→ **WHAT THE TASK ASKS**: Answer with one number: how many lines hold the string "возрасте".

(Extracted records)
____________

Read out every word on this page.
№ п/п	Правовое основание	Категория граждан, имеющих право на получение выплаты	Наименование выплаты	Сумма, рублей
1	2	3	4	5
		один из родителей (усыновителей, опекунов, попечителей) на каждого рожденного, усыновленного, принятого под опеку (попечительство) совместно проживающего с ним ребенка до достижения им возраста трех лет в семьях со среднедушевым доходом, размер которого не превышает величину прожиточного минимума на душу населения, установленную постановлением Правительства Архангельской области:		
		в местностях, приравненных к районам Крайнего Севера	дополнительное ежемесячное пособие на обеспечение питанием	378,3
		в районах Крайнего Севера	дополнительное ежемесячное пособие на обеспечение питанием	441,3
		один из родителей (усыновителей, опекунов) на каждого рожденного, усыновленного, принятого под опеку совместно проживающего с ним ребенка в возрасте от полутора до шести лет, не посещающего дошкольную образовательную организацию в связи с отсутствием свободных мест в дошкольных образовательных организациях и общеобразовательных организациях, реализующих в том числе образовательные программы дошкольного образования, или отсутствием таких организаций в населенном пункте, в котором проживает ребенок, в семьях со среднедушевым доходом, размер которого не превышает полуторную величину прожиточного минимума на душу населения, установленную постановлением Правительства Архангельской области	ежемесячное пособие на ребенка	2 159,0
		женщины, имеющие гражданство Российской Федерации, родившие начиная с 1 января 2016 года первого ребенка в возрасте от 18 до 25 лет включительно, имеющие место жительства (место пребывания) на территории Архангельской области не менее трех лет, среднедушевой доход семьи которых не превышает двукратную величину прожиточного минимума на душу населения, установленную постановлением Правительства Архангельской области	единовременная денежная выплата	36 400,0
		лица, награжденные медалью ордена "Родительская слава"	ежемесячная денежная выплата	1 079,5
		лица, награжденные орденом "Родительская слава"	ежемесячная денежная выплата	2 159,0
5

____________

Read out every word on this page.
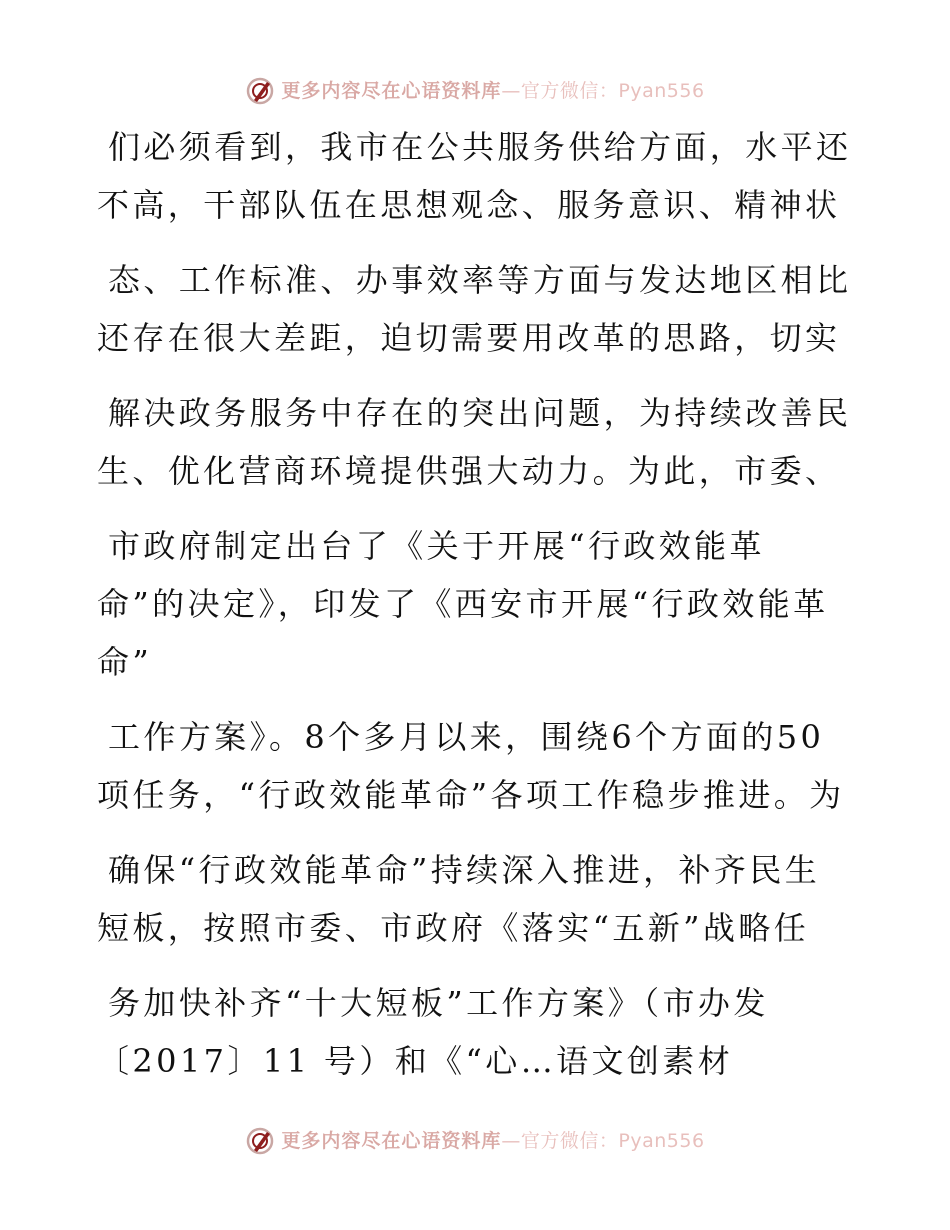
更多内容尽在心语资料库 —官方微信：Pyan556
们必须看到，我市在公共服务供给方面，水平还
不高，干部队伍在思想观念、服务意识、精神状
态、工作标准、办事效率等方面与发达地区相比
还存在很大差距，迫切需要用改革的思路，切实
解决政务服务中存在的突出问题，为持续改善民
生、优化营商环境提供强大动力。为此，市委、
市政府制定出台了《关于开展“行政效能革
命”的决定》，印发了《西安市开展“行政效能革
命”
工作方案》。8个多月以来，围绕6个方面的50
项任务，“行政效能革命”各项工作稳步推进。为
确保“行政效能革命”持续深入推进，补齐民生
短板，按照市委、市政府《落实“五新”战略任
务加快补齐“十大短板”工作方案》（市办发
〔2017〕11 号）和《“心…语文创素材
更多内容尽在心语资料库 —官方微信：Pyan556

____________

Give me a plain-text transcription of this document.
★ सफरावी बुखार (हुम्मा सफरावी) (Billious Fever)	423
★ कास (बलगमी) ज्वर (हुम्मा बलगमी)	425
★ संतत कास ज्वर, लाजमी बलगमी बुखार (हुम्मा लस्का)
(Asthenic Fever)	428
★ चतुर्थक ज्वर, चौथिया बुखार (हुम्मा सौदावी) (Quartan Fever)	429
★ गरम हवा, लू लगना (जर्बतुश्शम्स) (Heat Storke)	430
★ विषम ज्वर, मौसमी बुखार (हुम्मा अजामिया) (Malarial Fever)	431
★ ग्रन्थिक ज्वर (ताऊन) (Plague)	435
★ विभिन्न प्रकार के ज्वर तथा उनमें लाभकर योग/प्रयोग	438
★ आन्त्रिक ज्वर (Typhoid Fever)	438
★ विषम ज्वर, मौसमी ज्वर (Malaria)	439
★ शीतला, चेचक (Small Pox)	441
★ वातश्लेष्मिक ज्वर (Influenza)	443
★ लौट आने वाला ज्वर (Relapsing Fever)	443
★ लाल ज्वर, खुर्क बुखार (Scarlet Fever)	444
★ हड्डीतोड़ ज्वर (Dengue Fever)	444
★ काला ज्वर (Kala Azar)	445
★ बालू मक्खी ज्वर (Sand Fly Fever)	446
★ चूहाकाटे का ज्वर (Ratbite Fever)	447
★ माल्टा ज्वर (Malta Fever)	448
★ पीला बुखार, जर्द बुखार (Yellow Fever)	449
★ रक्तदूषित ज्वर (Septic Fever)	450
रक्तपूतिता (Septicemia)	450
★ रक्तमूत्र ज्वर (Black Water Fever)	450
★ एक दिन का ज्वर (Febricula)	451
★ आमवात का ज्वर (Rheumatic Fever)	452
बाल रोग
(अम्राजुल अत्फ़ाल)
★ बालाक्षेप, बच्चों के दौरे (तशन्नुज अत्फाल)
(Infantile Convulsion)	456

____________

→ **WRITTEN REPLY**: 2